::: RECORD EXCERPTS :::

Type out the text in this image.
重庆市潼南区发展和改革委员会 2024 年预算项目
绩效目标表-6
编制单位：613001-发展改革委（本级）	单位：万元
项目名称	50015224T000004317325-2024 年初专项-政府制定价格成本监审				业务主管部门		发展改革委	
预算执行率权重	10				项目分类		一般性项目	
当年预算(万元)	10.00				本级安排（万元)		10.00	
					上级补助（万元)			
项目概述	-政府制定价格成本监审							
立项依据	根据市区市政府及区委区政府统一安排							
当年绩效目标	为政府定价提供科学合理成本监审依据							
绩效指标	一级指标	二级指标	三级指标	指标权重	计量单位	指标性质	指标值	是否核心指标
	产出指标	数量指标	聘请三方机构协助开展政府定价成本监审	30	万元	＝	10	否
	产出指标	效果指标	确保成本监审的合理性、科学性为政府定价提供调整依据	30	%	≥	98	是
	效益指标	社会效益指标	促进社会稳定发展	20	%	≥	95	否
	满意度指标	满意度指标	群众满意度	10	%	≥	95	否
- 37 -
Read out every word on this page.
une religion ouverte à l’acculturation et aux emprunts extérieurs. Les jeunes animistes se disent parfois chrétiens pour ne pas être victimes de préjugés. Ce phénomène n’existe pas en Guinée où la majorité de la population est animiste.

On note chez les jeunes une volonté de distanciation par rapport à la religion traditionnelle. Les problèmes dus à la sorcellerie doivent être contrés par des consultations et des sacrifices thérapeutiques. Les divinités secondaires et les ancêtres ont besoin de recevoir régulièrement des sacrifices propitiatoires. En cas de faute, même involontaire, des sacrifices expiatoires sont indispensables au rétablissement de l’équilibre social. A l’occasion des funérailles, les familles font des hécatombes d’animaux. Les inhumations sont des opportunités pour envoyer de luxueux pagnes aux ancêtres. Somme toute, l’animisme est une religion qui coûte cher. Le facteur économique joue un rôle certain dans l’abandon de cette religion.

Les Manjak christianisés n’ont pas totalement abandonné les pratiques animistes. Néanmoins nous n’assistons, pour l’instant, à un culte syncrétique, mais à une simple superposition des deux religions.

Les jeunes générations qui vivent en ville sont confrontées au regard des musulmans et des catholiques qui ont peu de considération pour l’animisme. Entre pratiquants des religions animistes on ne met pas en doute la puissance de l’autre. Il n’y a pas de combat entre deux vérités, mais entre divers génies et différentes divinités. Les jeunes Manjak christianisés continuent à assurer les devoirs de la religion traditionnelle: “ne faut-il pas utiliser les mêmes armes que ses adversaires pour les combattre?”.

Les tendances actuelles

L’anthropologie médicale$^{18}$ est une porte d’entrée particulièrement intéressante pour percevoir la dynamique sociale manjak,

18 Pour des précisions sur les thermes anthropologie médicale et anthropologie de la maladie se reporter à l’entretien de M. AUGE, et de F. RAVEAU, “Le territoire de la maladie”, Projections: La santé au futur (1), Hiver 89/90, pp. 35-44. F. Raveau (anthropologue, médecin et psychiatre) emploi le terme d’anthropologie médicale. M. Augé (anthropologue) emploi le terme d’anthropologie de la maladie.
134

:::

# WHAT IS REQUIRED
Track down every line holding the string "产出指标" and copy it.

# EXERCISE OUTPUT
	产出指标	数量指标	聘请三方机构协助开展政府定价成本监审	30	万元	＝	10	否
	产出指标	效果指标	确保成本监审的合理性、科学性为政府定价提供调整依据	30	%	≥	98	是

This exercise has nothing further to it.